(Trabalho solicitado):
Responda às perguntas abaixo com base no trecho sobre a multa na distribuição de lucros.
1. Qual lei, segundo o trecho, teve o intuito de reviver a penalidade?
2. Quantas pessoas jurídicas tinham débitos fiscais com a Receita Federal em 2003, segundo os dados citados?
3. Que direito o dispositivo viola, de acordo com o primeiro argumento apresentado?

(Trecho fornecido):
Muito se tem noticiado sobre o aumento da base de cálculo do Imposto Sobre a Renda e Contribuição Social Sobre o Lucro Líquido para os prestadores de serviços optantes pelo lucro presumido, mas pouco se falou sobre outro "presente de grego" que veio no "pacote fiscal" editado pelo governo no final do ano passado. Trata-se da criação de multa para os casos em que a pessoa jurídica, com débitos não garantidos perante a União e suas autarquias de Previdência e Assistência Social, der ou atribuir participação de lucros a seus sócios ou quotistas, bem como a seus diretores e demais membros de órgãos dirigentes, fiscais ou consultivos, ou distribua quaisquer bonificações a seus acionistas.

Na realidade, a penalidade já existia, mas há muito não vinha sendo aplicada, devido a sua patente inconstitucionalidade. Assim, a Lei nº 11.051/04, sob o falso pretexto de reduzi-la, teve claro intuito de reviver este verdadeiro dinossauro tributário, passando por cima de inúmeros preceitos constitucionais que protegem o contribuinte.

Apenas para se ter em conta a gravidade da medida, dados da Secretaria da Receita Federal mostram que, em 2003, mais de 2 milhões de pessoas jurídicas tinham débitos fiscais com a Receita Federal, muitos deles causados por erros de preenchimentos de documentos fiscais. Pois bem, se tal situação ocorresse hoje, esses contribuintes estariam impedidos de distribuir lucros, até a regularização ou oferecimento de garantia dos referidos débitos, sob pena de multa.

Ocorre que muitas dessas dívidas são indevidas, razão pela qual os contribuintes optam por se defender judicialmente ou administrativamente, ao invés de quitar os débitos. Não há, porém, previsão legal de suspensão de imposição de multa, caso adotem tais medidas, se não houver garantia.

Assim, essas empresas, enquanto perdurarem tais processos - que podem levar anos -, ficarão impedidas de distribuir lucros a seus sócios, situação que pode se tornar insustentável para muitas delas.

Deve-se levar em conta que há muitos argumentos capazes de demonstrar a ilegalidade e inconstitucionalidade do dispositivo. A começar, viola o direito à propriedade, cláusula pétrea da Constituição Federal - imutável até mesmo por Emenda Constitucional -, haja vista que impede os sócios de receberem os lucros a que teriam direito.

Entradas do conjunto de dados:
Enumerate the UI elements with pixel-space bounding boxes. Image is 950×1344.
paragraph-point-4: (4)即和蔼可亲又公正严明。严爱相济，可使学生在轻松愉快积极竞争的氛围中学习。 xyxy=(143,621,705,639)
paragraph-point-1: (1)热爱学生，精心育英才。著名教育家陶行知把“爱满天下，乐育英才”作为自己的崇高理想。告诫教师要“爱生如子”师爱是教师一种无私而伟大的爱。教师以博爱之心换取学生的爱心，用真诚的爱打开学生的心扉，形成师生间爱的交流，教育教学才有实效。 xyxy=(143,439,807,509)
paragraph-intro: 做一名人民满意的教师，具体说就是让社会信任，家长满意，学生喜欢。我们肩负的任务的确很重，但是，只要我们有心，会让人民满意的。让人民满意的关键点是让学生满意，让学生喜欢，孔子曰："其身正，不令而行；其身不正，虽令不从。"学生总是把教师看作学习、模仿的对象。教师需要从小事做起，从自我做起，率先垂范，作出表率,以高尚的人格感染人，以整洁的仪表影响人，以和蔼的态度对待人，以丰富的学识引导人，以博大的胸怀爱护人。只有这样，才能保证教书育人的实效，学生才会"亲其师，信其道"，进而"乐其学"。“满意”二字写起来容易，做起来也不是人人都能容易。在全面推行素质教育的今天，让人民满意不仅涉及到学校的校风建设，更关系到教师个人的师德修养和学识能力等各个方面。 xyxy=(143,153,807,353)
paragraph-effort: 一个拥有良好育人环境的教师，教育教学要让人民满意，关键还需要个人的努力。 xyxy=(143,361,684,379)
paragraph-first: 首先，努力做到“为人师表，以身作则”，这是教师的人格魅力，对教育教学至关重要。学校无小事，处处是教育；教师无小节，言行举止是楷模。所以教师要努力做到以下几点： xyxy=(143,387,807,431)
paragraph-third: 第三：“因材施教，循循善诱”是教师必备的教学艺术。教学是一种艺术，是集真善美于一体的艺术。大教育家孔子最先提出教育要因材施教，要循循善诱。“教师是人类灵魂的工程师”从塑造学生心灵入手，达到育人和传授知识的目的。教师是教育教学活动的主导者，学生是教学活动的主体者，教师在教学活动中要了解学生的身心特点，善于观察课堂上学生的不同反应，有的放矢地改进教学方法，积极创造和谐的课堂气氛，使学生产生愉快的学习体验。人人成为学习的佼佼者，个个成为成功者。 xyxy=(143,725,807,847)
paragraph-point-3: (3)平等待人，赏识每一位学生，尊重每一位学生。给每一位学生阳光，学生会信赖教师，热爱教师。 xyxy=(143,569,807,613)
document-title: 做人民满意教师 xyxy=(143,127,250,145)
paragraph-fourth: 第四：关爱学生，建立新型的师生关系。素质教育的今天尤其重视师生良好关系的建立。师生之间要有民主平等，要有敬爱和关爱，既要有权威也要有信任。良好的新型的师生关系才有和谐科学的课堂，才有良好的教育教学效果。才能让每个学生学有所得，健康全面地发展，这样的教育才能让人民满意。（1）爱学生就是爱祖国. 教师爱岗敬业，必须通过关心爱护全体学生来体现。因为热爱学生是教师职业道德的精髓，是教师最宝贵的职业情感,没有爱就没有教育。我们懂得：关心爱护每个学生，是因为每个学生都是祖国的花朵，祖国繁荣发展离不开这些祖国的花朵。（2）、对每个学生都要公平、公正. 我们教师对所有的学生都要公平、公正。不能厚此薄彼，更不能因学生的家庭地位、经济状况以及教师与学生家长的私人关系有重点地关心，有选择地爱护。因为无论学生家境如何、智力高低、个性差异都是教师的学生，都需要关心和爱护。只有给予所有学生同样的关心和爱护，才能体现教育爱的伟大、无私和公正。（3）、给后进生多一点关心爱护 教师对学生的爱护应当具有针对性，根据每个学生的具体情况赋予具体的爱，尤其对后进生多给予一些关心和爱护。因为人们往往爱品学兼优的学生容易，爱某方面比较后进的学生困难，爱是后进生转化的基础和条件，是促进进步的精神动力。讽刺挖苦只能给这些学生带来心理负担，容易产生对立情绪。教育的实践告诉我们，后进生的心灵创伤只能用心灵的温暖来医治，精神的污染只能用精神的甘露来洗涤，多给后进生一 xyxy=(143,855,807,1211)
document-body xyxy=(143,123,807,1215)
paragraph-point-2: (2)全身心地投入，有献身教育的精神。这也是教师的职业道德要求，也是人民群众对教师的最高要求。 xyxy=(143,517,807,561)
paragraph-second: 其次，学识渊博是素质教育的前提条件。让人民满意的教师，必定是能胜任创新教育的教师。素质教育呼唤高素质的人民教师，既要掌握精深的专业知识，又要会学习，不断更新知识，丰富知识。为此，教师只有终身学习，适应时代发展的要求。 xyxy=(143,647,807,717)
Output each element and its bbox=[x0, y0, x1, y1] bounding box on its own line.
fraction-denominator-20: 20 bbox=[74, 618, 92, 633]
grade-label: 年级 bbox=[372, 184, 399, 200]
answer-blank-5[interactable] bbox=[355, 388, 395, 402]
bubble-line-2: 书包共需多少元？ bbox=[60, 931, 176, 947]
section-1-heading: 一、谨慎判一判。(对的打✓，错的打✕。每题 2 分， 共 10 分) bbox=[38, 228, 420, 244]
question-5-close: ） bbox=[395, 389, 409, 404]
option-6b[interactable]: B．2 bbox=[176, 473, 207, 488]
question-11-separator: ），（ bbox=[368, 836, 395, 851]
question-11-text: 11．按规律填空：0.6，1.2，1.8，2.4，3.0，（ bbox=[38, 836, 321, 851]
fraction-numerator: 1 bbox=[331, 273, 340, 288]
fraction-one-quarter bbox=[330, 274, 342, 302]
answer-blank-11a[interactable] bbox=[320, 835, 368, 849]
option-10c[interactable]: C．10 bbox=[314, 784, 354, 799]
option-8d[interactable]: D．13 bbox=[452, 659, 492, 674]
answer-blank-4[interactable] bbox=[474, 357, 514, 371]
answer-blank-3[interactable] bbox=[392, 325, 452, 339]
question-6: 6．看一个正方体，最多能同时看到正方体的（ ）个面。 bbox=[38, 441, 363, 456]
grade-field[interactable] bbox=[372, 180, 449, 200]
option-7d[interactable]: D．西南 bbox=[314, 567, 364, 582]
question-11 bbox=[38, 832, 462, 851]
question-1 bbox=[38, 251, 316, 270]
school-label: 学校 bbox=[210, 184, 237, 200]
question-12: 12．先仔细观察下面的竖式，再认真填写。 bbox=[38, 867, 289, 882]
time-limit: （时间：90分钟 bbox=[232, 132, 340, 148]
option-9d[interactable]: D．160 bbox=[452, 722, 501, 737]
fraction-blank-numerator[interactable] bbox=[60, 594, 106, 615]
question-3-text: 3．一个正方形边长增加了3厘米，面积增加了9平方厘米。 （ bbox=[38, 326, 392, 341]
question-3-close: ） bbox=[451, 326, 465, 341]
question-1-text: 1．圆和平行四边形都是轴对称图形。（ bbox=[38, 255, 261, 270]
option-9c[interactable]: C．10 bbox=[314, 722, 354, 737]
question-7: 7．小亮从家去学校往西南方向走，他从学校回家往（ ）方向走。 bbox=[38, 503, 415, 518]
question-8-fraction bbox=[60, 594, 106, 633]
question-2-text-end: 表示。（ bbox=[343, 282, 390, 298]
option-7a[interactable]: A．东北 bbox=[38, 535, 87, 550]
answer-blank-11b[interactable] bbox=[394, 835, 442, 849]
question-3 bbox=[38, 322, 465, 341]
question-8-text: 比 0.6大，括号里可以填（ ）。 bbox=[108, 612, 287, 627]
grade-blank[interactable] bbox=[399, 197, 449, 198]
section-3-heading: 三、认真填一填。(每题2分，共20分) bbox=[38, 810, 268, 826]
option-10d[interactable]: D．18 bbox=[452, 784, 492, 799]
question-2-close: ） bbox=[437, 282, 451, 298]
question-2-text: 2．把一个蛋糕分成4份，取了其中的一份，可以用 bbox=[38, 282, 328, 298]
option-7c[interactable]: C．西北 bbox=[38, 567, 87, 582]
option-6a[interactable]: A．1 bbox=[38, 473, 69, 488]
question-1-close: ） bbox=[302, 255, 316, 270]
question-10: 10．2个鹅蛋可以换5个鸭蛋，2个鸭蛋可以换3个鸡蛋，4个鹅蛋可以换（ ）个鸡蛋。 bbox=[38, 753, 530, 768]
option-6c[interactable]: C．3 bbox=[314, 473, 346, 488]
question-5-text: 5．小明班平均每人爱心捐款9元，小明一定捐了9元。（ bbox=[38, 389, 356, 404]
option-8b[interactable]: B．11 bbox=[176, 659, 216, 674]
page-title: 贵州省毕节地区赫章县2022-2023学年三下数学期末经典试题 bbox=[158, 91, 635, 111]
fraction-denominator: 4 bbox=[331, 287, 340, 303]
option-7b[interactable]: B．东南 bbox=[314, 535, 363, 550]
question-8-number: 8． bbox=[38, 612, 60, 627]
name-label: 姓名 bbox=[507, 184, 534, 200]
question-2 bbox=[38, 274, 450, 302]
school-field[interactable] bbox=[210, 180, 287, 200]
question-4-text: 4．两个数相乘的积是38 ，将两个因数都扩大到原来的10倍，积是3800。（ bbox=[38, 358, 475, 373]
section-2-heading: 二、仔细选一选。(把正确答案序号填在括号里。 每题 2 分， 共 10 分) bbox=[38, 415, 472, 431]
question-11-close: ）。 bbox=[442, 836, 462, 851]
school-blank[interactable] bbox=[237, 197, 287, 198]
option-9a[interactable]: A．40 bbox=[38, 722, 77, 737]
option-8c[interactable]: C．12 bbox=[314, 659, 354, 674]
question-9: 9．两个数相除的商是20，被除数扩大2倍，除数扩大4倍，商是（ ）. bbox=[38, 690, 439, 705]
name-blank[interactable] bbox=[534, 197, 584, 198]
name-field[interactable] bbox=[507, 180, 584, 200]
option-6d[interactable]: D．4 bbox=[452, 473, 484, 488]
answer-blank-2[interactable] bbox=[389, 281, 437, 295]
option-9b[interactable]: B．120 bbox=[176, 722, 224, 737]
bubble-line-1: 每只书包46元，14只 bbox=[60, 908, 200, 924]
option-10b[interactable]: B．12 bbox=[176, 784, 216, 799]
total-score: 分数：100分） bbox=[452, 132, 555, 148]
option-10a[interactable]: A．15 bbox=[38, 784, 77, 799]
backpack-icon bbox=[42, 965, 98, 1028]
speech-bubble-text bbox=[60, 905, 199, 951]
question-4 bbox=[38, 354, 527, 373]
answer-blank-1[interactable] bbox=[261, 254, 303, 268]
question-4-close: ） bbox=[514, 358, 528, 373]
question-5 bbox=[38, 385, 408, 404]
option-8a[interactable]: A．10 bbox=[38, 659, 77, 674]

(Resposta abaixo):
1. Foi a Lei nº 11.051/04.
2. Mais de 2 milhões de pessoas jurídicas tinham débitos fiscais com a Receita Federal em 2003.
3. O dispositivo viola o direito à propriedade.